● The input:
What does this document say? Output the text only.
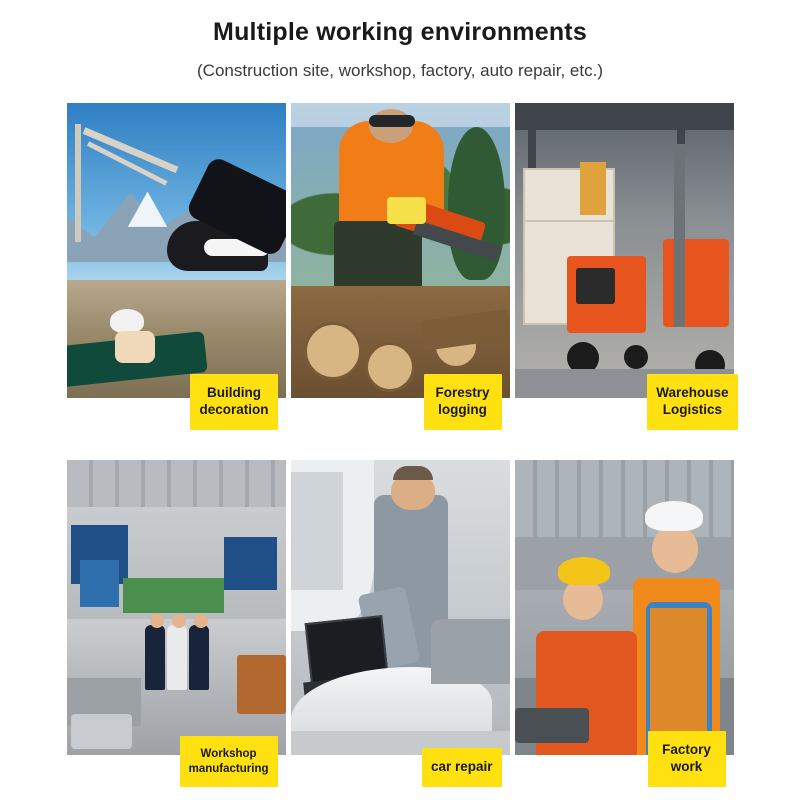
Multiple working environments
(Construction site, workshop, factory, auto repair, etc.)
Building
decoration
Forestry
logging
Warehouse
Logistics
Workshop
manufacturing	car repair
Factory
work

● Objective: Reproduce the whole listing exactly, but not the images in it.

● Exercise result:
What does this document say? Output the text only.
Multiple working environments
(Construction site, workshop, factory, auto repair, etc.)
Building
decoration
Forestry
logging
Warehouse
Logistics
Workshop
manufacturing	car repair
Factory
work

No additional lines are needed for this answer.